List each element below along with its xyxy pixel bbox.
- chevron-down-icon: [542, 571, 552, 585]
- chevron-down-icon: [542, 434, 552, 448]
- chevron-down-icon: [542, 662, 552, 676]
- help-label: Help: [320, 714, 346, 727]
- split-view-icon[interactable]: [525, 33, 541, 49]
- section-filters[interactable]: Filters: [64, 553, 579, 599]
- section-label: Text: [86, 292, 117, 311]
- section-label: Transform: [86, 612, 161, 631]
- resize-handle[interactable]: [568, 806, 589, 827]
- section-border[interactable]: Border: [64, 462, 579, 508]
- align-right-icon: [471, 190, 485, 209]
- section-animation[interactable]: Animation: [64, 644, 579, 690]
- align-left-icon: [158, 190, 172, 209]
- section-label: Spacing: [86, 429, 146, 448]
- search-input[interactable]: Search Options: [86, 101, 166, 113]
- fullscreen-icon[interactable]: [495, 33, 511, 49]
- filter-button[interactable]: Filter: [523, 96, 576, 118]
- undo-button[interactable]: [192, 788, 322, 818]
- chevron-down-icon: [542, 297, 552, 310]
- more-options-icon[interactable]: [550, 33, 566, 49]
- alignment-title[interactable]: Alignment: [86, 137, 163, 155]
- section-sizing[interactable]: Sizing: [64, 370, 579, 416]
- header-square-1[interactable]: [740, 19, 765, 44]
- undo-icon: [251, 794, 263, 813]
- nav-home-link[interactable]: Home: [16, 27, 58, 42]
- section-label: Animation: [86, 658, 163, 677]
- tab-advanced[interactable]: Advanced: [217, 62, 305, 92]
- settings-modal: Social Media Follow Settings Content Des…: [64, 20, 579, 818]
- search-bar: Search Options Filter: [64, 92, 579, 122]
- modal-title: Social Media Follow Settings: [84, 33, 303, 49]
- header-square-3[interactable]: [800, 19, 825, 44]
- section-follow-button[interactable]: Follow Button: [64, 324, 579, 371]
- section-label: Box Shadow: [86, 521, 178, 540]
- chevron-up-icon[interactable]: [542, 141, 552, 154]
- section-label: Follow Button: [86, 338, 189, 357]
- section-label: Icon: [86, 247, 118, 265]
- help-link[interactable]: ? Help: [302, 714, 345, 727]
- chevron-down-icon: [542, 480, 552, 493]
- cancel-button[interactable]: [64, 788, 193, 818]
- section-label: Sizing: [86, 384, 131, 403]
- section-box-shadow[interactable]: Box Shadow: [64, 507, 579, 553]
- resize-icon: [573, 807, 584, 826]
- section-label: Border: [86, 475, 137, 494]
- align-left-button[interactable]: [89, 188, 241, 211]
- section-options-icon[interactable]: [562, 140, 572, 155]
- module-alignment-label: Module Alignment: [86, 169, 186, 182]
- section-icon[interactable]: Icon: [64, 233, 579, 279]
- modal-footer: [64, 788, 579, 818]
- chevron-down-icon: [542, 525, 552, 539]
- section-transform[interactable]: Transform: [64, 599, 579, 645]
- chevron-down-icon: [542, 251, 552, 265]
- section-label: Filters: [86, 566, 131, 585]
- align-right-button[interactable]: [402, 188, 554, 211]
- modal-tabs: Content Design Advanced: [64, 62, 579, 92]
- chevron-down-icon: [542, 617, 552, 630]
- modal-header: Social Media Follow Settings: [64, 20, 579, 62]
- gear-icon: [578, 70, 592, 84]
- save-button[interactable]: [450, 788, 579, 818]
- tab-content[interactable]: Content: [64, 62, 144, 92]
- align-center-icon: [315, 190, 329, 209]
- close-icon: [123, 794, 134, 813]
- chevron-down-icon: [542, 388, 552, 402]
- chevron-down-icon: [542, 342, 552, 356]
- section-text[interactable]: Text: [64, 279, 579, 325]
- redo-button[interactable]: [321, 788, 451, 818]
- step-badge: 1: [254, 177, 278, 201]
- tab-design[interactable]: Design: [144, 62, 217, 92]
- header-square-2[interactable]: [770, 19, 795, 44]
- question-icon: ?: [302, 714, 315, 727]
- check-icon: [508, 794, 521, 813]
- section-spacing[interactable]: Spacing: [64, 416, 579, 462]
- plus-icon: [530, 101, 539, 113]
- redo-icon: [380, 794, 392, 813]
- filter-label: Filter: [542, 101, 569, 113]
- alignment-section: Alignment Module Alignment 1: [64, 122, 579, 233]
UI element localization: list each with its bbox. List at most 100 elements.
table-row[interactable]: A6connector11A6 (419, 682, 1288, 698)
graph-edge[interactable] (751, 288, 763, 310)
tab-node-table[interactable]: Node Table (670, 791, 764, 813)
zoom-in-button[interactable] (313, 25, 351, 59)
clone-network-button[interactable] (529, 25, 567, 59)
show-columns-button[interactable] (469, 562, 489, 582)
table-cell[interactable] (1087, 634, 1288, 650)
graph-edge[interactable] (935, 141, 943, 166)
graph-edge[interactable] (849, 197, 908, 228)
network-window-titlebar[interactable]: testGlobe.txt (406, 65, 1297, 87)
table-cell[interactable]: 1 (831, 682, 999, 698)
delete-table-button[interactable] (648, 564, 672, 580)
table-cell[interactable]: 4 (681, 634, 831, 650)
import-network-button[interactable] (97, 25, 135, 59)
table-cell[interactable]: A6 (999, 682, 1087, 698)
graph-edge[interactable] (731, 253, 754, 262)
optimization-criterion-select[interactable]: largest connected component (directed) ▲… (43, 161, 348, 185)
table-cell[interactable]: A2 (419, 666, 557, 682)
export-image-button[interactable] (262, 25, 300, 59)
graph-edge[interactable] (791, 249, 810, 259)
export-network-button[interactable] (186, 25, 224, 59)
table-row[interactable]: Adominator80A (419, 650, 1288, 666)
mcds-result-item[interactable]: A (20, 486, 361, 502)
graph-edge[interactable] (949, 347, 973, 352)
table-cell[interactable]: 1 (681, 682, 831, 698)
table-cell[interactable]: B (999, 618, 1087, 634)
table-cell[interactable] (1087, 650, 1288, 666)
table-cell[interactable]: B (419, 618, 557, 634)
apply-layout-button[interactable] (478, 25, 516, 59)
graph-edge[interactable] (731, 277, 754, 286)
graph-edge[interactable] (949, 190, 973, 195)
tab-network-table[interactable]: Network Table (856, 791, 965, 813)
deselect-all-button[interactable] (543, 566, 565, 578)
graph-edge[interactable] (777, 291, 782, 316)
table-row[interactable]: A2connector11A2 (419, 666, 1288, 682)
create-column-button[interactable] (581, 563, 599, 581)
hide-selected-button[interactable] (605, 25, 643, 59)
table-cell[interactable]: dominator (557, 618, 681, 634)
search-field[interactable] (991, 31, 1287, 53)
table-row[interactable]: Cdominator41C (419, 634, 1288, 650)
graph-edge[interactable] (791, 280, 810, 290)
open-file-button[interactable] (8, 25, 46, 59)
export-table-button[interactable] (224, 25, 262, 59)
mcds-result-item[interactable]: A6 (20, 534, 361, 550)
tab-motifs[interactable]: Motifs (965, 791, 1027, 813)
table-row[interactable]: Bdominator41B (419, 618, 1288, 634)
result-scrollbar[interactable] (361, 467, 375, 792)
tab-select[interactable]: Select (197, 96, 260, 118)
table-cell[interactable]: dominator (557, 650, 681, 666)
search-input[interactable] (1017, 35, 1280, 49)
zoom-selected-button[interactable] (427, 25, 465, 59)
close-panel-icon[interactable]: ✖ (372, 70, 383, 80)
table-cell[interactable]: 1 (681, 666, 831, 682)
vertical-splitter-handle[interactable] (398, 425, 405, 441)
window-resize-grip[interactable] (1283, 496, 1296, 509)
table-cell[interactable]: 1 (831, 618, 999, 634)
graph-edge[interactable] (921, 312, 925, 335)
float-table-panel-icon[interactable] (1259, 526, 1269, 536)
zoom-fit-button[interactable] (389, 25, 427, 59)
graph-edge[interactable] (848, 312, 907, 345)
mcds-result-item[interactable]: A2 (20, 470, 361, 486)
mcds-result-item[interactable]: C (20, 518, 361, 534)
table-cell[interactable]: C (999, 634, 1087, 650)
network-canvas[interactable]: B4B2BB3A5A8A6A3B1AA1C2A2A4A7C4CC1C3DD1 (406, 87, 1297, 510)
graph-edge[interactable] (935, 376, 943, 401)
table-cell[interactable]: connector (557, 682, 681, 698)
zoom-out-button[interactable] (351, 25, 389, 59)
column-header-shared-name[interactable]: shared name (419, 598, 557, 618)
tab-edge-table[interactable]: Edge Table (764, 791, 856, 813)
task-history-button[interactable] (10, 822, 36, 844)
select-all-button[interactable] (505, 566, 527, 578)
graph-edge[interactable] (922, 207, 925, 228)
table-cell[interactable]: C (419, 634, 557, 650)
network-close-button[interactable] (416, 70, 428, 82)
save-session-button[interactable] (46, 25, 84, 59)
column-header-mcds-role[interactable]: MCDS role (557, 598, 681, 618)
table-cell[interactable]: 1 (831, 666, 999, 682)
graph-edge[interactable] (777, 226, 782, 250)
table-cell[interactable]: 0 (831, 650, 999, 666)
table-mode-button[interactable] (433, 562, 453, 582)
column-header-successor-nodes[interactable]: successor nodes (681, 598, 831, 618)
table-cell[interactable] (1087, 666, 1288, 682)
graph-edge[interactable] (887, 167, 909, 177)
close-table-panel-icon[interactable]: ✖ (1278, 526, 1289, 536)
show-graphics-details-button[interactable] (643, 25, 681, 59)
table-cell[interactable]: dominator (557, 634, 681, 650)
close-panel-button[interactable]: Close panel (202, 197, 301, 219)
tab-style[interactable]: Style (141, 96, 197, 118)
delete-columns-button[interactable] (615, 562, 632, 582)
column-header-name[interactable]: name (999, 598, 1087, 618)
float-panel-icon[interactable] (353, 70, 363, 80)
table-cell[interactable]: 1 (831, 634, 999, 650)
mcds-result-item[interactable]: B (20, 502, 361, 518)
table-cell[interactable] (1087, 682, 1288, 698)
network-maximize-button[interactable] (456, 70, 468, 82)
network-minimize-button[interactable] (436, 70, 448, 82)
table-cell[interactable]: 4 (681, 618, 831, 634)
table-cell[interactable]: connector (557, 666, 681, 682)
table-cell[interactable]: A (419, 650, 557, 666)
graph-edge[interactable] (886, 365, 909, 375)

····················

AIM: Pick out each line in the entries above that contains the string "Follow". Treat uppercase and lowercase as different.

SOLVED PROBLEM:
- settings-modal: Social Media Follow Settings Content Des…: [64, 20, 579, 818]
- modal-title: Social Media Follow Settings: [84, 33, 303, 49]
- section-follow-button[interactable]: Follow Button: [64, 324, 579, 371]
- section-label: Follow Button: [86, 338, 189, 357]
- modal-header: Social Media Follow Settings: [64, 20, 579, 62]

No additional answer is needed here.